>> Start ENTRIES SHOWN

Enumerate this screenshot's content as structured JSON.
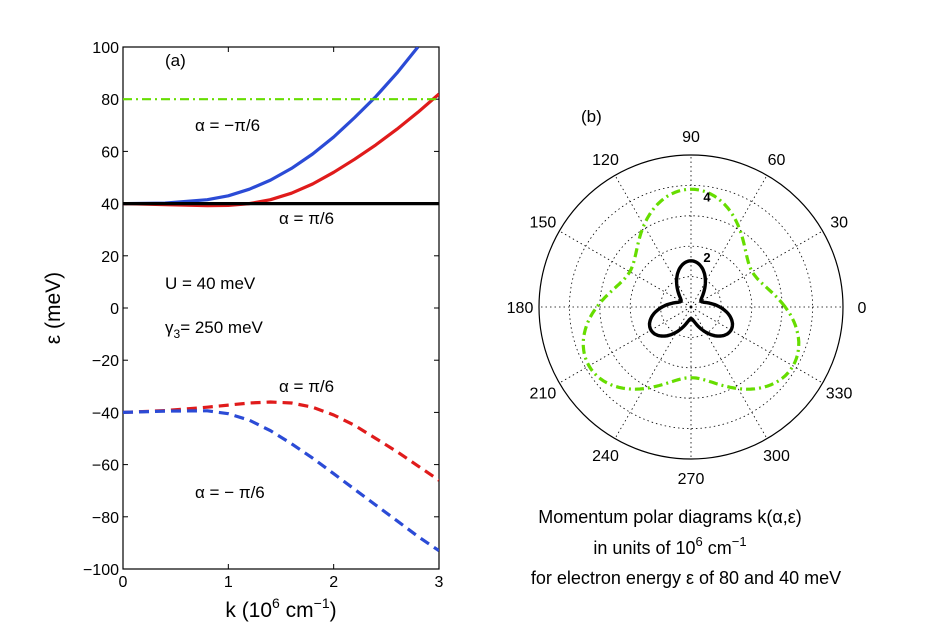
{
  "chart_data": [
    {
      "type": "line",
      "panel": "(a)",
      "xlabel": "k (10",
      "xlabel_sup": "6",
      "xlabel_unit": " cm",
      "xlabel_unit_sup": "−1",
      "xlabel_close": ")",
      "ylabel": "ε  (meV)",
      "xlim": [
        0,
        3
      ],
      "ylim": [
        -100,
        100
      ],
      "xticks": [
        0,
        1,
        2,
        3
      ],
      "xtick_labels": [
        "0",
        "1",
        "2",
        "3"
      ],
      "yticks": [
        -100,
        -80,
        -60,
        -40,
        -20,
        0,
        20,
        40,
        60,
        80,
        100
      ],
      "ytick_labels": [
        "−100",
        "−80",
        "−60",
        "−40",
        "−20",
        "0",
        "20",
        "40",
        "60",
        "80",
        "100"
      ],
      "series": [
        {
          "name": "alpha=-pi/6 upper",
          "color": "#2b4bd6",
          "style": "solid",
          "x": [
            0,
            0.4,
            0.8,
            1.0,
            1.2,
            1.4,
            1.6,
            1.8,
            2.0,
            2.2,
            2.4,
            2.6,
            2.8
          ],
          "y": [
            40,
            40.2,
            41.5,
            43,
            45.5,
            49,
            53.5,
            59,
            65.5,
            73,
            81,
            90,
            100
          ]
        },
        {
          "name": "alpha=pi/6 upper",
          "color": "#e01b1b",
          "style": "solid",
          "x": [
            0,
            0.4,
            0.8,
            1.0,
            1.2,
            1.4,
            1.6,
            1.8,
            2.0,
            2.2,
            2.4,
            2.6,
            2.8,
            3.0
          ],
          "y": [
            40,
            39.6,
            39.2,
            39.3,
            40,
            41.5,
            44,
            47.5,
            52,
            57,
            62.5,
            68.5,
            75,
            82
          ]
        },
        {
          "name": "U level",
          "color": "#000000",
          "style": "solid",
          "x": [
            0,
            3
          ],
          "y": [
            40,
            40
          ]
        },
        {
          "name": "80 meV",
          "color": "#66dd00",
          "style": "dashdot",
          "x": [
            0,
            3
          ],
          "y": [
            80,
            80
          ]
        },
        {
          "name": "alpha=pi/6 lower",
          "color": "#e01b1b",
          "style": "dashed",
          "x": [
            0,
            0.4,
            0.8,
            1.0,
            1.2,
            1.4,
            1.6,
            1.8,
            2.0,
            2.2,
            2.4,
            2.6,
            2.8,
            3.0
          ],
          "y": [
            -40,
            -39.3,
            -38,
            -37.2,
            -36.4,
            -36,
            -36.4,
            -38,
            -41,
            -45,
            -50,
            -55,
            -60.5,
            -66
          ]
        },
        {
          "name": "alpha=-pi/6 lower",
          "color": "#2b4bd6",
          "style": "dashed",
          "x": [
            0,
            0.4,
            0.8,
            1.0,
            1.2,
            1.4,
            1.6,
            1.8,
            2.0,
            2.2,
            2.4,
            2.6,
            2.8,
            3.0
          ],
          "y": [
            -40,
            -39.5,
            -39.4,
            -40.5,
            -43,
            -47,
            -52,
            -57.5,
            -63.5,
            -69.5,
            -75.5,
            -81.5,
            -87.5,
            -93
          ]
        }
      ],
      "annotations": {
        "alpha_neg_upper": "α = −π/6",
        "alpha_pos_upper": "α =  π/6",
        "u_text": "U = 40 meV",
        "gamma_sym": "γ",
        "gamma_sub": "3",
        "gamma_text": "= 250 meV",
        "alpha_pos_lower": "α = π/6",
        "alpha_neg_lower": "α = − π/6"
      }
    },
    {
      "type": "polar",
      "panel": "(b)",
      "rmax": 5,
      "rticks": [
        2,
        4
      ],
      "rtick_labels": [
        "2",
        "4"
      ],
      "angle_labels": [
        "0",
        "30",
        "60",
        "90",
        "120",
        "150",
        "180",
        "210",
        "240",
        "270",
        "300",
        "330"
      ],
      "series": [
        {
          "name": "80 meV",
          "color": "#66dd00",
          "style": "dashdot",
          "r0": 3.1,
          "a3": 0.25
        },
        {
          "name": "40 meV",
          "color": "#000000",
          "style": "solid",
          "r0": 0.95,
          "a3": 0.6
        }
      ],
      "caption": {
        "line1": "Momentum polar diagrams k(α,ε)",
        "line2a": "in units of 10",
        "line2_sup1": "6",
        "line2b": " cm",
        "line2_sup2": "−1",
        "line3": "for electron energy ε of 80 and 40 meV"
      }
    }
  ]
}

>> End ENTRIES SHOWN

**GIVEN PROBLEM:**
Give the material again exactly as it is, but keep the pictures out.

**CORRECT RESULT:**
Enumerate this screenshot's content as structured JSON.
{
  "chart_data": [
    {
      "type": "line",
      "panel": "(a)",
      "xlabel": "k (10",
      "xlabel_sup": "6",
      "xlabel_unit": " cm",
      "xlabel_unit_sup": "−1",
      "xlabel_close": ")",
      "ylabel": "ε  (meV)",
      "xlim": [
        0,
        3
      ],
      "ylim": [
        -100,
        100
      ],
      "xticks": [
        0,
        1,
        2,
        3
      ],
      "xtick_labels": [
        "0",
        "1",
        "2",
        "3"
      ],
      "yticks": [
        -100,
        -80,
        -60,
        -40,
        -20,
        0,
        20,
        40,
        60,
        80,
        100
      ],
      "ytick_labels": [
        "−100",
        "−80",
        "−60",
        "−40",
        "−20",
        "0",
        "20",
        "40",
        "60",
        "80",
        "100"
      ],
      "series": [
        {
          "name": "alpha=-pi/6 upper",
          "color": "#2b4bd6",
          "style": "solid",
          "x": [
            0,
            0.4,
            0.8,
            1.0,
            1.2,
            1.4,
            1.6,
            1.8,
            2.0,
            2.2,
            2.4,
            2.6,
            2.8
          ],
          "y": [
            40,
            40.2,
            41.5,
            43,
            45.5,
            49,
            53.5,
            59,
            65.5,
            73,
            81,
            90,
            100
          ]
        },
        {
          "name": "alpha=pi/6 upper",
          "color": "#e01b1b",
          "style": "solid",
          "x": [
            0,
            0.4,
            0.8,
            1.0,
            1.2,
            1.4,
            1.6,
            1.8,
            2.0,
            2.2,
            2.4,
            2.6,
            2.8,
            3.0
          ],
          "y": [
            40,
            39.6,
            39.2,
            39.3,
            40,
            41.5,
            44,
            47.5,
            52,
            57,
            62.5,
            68.5,
            75,
            82
          ]
        },
        {
          "name": "U level",
          "color": "#000000",
          "style": "solid",
          "x": [
            0,
            3
          ],
          "y": [
            40,
            40
          ]
        },
        {
          "name": "80 meV",
          "color": "#66dd00",
          "style": "dashdot",
          "x": [
            0,
            3
          ],
          "y": [
            80,
            80
          ]
        },
        {
          "name": "alpha=pi/6 lower",
          "color": "#e01b1b",
          "style": "dashed",
          "x": [
            0,
            0.4,
            0.8,
            1.0,
            1.2,
            1.4,
            1.6,
            1.8,
            2.0,
            2.2,
            2.4,
            2.6,
            2.8,
            3.0
          ],
          "y": [
            -40,
            -39.3,
            -38,
            -37.2,
            -36.4,
            -36,
            -36.4,
            -38,
            -41,
            -45,
            -50,
            -55,
            -60.5,
            -66
          ]
        },
        {
          "name": "alpha=-pi/6 lower",
          "color": "#2b4bd6",
          "style": "dashed",
          "x": [
            0,
            0.4,
            0.8,
            1.0,
            1.2,
            1.4,
            1.6,
            1.8,
            2.0,
            2.2,
            2.4,
            2.6,
            2.8,
            3.0
          ],
          "y": [
            -40,
            -39.5,
            -39.4,
            -40.5,
            -43,
            -47,
            -52,
            -57.5,
            -63.5,
            -69.5,
            -75.5,
            -81.5,
            -87.5,
            -93
          ]
        }
      ],
      "annotations": {
        "alpha_neg_upper": "α = −π/6",
        "alpha_pos_upper": "α =  π/6",
        "u_text": "U = 40 meV",
        "gamma_sym": "γ",
        "gamma_sub": "3",
        "gamma_text": "= 250 meV",
        "alpha_pos_lower": "α = π/6",
        "alpha_neg_lower": "α = − π/6"
      }
    },
    {
      "type": "polar",
      "panel": "(b)",
      "rmax": 5,
      "rticks": [
        2,
        4
      ],
      "rtick_labels": [
        "2",
        "4"
      ],
      "angle_labels": [
        "0",
        "30",
        "60",
        "90",
        "120",
        "150",
        "180",
        "210",
        "240",
        "270",
        "300",
        "330"
      ],
      "series": [
        {
          "name": "80 meV",
          "color": "#66dd00",
          "style": "dashdot",
          "r0": 3.1,
          "a3": 0.25
        },
        {
          "name": "40 meV",
          "color": "#000000",
          "style": "solid",
          "r0": 0.95,
          "a3": 0.6
        }
      ],
      "caption": {
        "line1": "Momentum polar diagrams k(α,ε)",
        "line2a": "in units of 10",
        "line2_sup1": "6",
        "line2b": " cm",
        "line2_sup2": "−1",
        "line3": "for electron energy ε of 80 and 40 meV"
      }
    }
  ]
}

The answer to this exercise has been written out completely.